PROBLEM REQUIREMENTS> Copy out the rows from the line containing "- checkmark-icon: ✓: [404, 401, 414, 414]" through the line containing "- column-header-name[interactable]: Name: [11, 56, 36, 66]", unchanged.
--*--
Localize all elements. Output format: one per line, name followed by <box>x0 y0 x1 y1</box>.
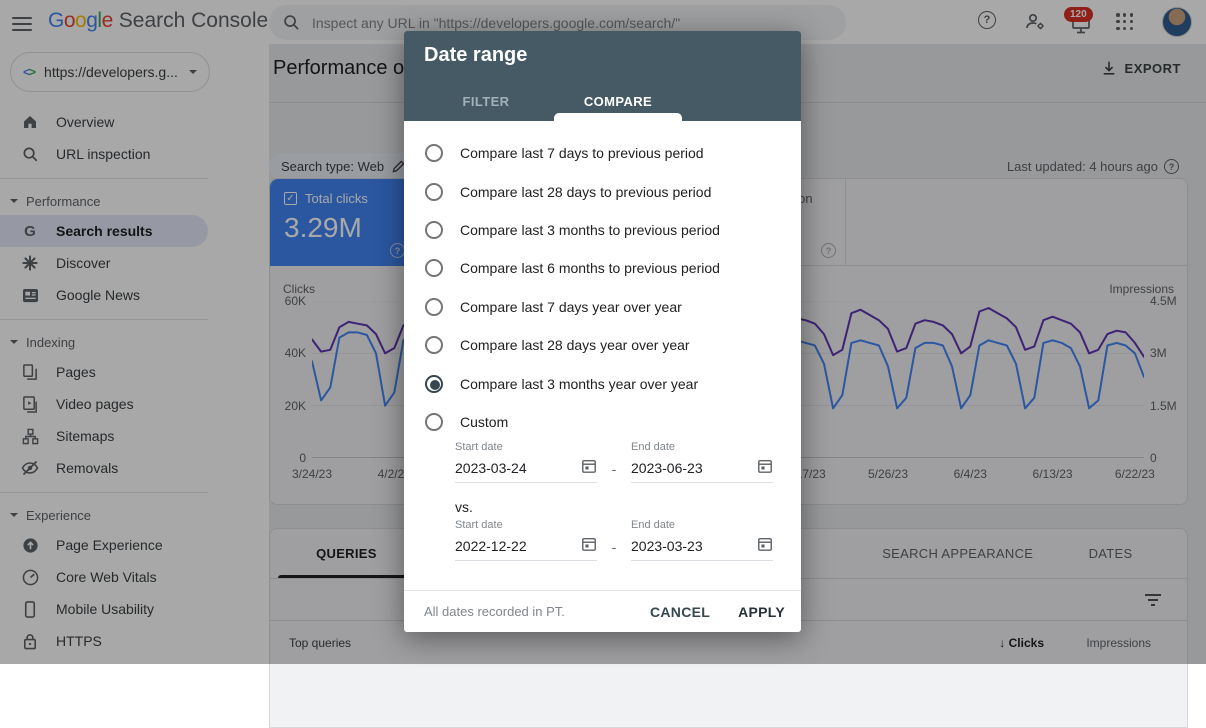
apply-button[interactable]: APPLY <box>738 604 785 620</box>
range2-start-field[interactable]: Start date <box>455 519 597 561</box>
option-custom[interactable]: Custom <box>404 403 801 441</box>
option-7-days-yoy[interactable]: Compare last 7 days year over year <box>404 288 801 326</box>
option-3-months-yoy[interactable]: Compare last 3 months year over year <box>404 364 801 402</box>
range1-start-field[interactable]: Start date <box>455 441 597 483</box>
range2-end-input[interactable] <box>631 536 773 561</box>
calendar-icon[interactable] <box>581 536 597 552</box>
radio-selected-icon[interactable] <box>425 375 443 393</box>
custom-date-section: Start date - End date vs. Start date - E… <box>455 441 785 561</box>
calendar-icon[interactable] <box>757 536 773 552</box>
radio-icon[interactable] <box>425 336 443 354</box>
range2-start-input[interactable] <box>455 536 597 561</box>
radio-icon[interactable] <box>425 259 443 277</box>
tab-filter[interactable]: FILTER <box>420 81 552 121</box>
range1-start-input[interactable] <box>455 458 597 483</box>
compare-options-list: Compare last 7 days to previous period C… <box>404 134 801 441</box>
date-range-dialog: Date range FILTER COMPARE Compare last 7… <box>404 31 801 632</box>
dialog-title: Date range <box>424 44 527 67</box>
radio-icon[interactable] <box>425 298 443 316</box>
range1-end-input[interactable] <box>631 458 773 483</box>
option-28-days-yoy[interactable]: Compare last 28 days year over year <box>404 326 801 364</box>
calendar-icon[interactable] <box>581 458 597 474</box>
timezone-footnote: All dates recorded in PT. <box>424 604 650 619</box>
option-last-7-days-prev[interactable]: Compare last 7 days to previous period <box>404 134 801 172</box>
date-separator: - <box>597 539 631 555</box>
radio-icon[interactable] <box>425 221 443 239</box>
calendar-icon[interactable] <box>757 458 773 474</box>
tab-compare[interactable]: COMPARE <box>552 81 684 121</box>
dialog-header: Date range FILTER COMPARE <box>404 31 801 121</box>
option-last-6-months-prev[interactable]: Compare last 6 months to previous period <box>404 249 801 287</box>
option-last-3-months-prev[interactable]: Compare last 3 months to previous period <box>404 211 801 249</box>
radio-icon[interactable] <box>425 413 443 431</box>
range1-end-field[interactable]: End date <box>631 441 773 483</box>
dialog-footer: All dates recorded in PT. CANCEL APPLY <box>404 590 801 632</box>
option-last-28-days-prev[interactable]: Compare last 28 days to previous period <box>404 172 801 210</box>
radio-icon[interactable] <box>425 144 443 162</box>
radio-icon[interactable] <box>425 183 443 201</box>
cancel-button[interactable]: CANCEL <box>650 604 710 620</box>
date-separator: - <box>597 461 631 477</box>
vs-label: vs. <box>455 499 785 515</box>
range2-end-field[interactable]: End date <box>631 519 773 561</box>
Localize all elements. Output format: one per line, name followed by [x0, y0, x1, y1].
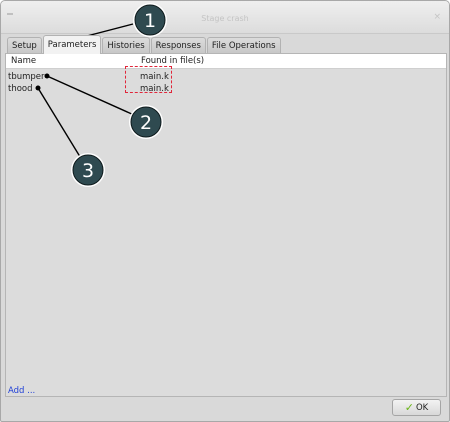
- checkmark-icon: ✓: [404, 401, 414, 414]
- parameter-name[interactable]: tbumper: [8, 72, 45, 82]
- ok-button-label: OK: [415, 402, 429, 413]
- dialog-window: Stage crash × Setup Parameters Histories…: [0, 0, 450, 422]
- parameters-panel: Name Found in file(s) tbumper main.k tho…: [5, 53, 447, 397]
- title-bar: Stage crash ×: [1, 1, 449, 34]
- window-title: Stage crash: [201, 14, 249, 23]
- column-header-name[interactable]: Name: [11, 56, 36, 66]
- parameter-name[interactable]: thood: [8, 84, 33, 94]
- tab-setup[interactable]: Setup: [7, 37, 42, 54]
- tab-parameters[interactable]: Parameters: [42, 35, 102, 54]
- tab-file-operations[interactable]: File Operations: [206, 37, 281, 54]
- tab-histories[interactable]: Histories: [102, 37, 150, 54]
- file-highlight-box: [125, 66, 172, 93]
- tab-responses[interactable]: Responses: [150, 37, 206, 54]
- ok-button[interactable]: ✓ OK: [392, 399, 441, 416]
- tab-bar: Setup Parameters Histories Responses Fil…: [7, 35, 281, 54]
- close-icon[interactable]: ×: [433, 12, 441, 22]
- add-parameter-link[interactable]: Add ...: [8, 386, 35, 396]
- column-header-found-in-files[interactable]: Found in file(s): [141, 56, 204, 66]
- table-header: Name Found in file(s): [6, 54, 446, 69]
--*--
WORKED ANSWER>
- checkmark-icon: ✓: [404, 401, 414, 414]
- parameter-name[interactable]: tbumper: [8, 72, 45, 82]
- ok-button-label: OK: [415, 402, 429, 413]
- dialog-window: Stage crash × Setup Parameters Histories…: [0, 0, 450, 422]
- parameters-panel: Name Found in file(s) tbumper main.k tho…: [5, 53, 447, 397]
- title-bar: Stage crash ×: [1, 1, 449, 34]
- window-title: Stage crash: [201, 14, 249, 23]
- column-header-name[interactable]: Name: [11, 56, 36, 66]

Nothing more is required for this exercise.